::: Task input

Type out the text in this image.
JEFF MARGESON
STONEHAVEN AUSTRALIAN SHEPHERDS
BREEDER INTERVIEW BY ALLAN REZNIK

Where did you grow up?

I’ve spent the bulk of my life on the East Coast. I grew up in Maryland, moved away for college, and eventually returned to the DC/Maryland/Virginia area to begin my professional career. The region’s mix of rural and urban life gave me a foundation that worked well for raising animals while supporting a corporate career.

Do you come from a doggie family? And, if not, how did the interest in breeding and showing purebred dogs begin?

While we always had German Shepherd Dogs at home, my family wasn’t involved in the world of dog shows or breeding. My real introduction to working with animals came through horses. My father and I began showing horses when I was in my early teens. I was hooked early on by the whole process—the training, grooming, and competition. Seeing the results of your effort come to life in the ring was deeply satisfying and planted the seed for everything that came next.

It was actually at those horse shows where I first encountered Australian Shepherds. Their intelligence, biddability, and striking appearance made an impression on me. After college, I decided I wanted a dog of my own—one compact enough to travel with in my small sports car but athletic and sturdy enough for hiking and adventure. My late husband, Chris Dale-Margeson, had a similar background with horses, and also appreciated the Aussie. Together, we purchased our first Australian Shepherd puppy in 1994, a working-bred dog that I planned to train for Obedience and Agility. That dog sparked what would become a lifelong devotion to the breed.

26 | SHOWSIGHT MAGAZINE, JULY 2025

::::::

▶ _Do this_: Identify the lines that contain the string "begin", and copy every one of them.

▶ _Result_:
I’ve spent the bulk of my life on the East Coast. I grew up in Maryland, moved away for college, and eventually returned to the DC/Maryland/Virginia area to begin my professional career. The region’s mix of rural and urban life gave me a foundation that worked well for raising animals while supporting a corporate career.
Do you come from a doggie family? And, if not, how did the interest in breeding and showing purebred dogs begin?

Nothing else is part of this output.